**Your objective:**
Find the lines with "Elihu" in them and copy them out.

**Data for processing:**
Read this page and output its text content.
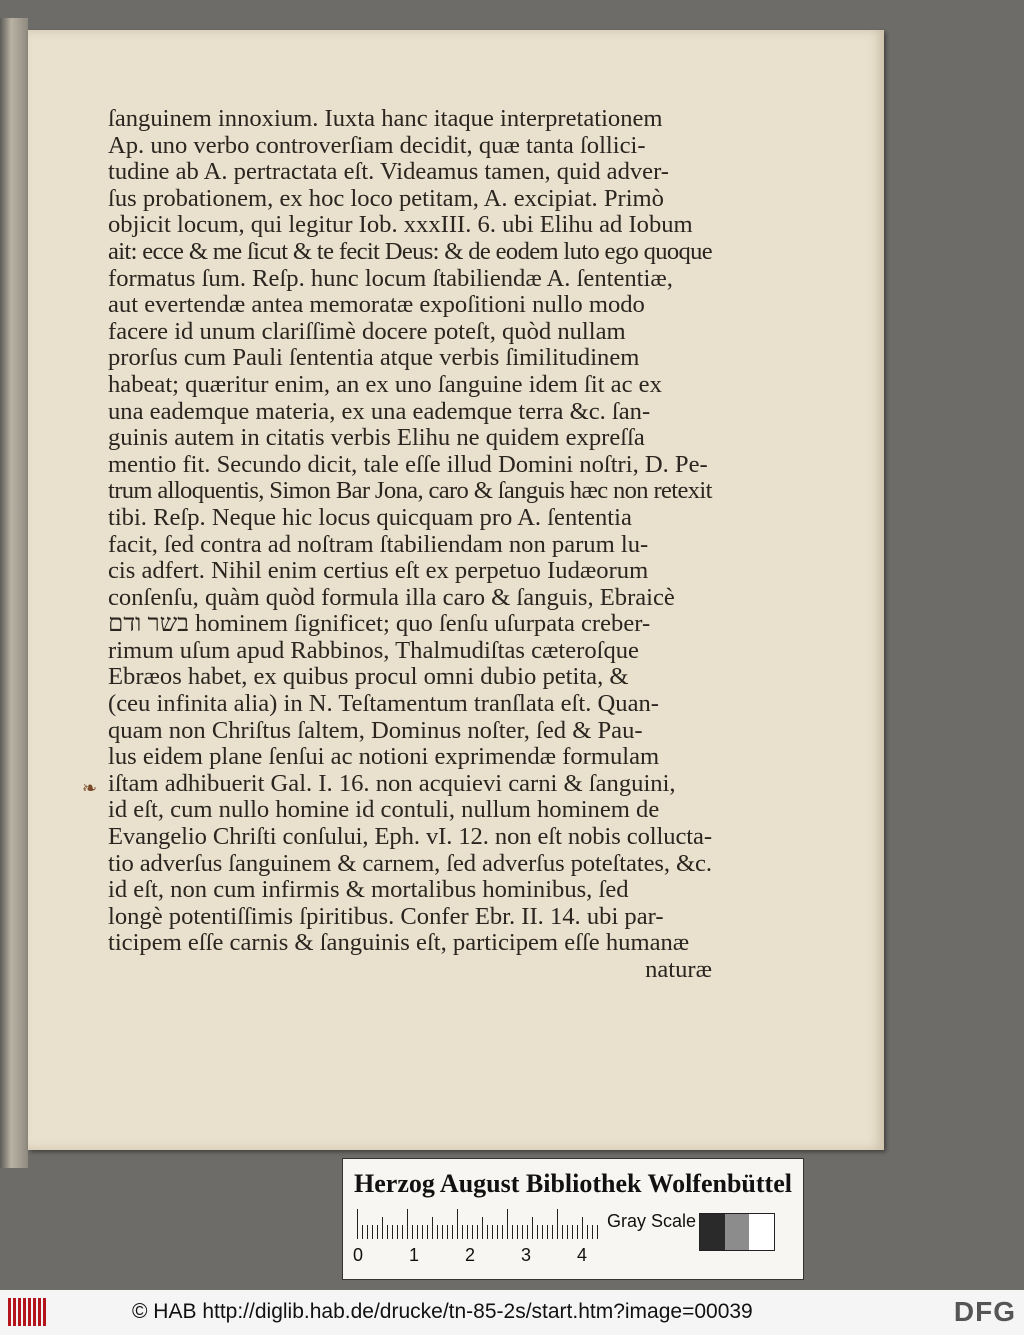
ſanguinem innoxium. Iuxta hanc itaque interpretationem
Ap. uno verbo controverſiam decidit, quæ tanta ſollici-
tudine ab A. pertractata eſt. Videamus tamen, quid adver-
ſus probationem, ex hoc loco petitam, A. excipiat. Primò
objicit locum, qui legitur Iob. xxxIII. 6. ubi Elihu ad Iobum
ait: ecce & me ſicut & te fecit Deus: & de eodem luto ego quoque
formatus ſum. Reſp. hunc locum ſtabiliendæ A. ſententiæ,
aut evertendæ antea memoratæ expoſitioni nullo modo
facere id unum clariſſimè docere poteſt, quòd nullam
prorſus cum Pauli ſententia atque verbis ſimilitudinem
habeat; quæritur enim, an ex uno ſanguine idem ſit ac ex
una eademque materia, ex una eademque terra &c. ſan-
guinis autem in citatis verbis Elihu ne quidem expreſſa
mentio fit. Secundo dicit, tale eſſe illud Domini noſtri, D. Pe-
trum alloquentis, Simon Bar Jona, caro & ſanguis hæc non retexit
tibi. Reſp. Neque hic locus quicquam pro A. ſententia
facit, ſed contra ad noſtram ſtabiliendam non parum lu-
cis adfert. Nihil enim certius eſt ex perpetuo Iudæorum
conſenſu, quàm quòd formula illa caro & ſanguis, Ebraicè
בשר ודם hominem ſignificet; quo ſenſu uſurpata creber-
rimum uſum apud Rabbinos, Thalmudiſtas cæteroſque
Ebræos habet, ex quibus procul omni dubio petita, &
(ceu infinita alia) in N. Teſtamentum tranſlata eſt. Quan-
quam non Chriſtus ſaltem, Dominus noſter, ſed & Pau-
lus eidem plane ſenſui ac notioni exprimendæ formulam
iſtam adhibuerit Gal. I. 16. non acquievi carni & ſanguini,
id eſt, cum nullo homine id contuli, nullum hominem de
Evangelio Chriſti conſului, Eph. vI. 12. non eſt nobis colluctа-
tio adverſus ſanguinem & carnem, ſed adverſus poteſtates, &c.
id eſt, non cum infirmis & mortalibus hominibus, ſed
longè potentiſſimis ſpiritibus. Confer Ebr. II. 14. ubi par-
ticipem eſſe carnis & ſanguinis eſt, participem eſſe humanæ
naturæ
❧
Herzog August Bibliothek Wolfenbüttel
0	1	2	3	4
Gray Scale
© HAB http://diglib.hab.de/drucke/tn-85-2s/start.htm?image=00039	DFG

**Answer in full:**
objicit locum, qui legitur Iob. xxxIII. 6. ubi Elihu ad Iobum
guinis autem in citatis verbis Elihu ne quidem expreſſa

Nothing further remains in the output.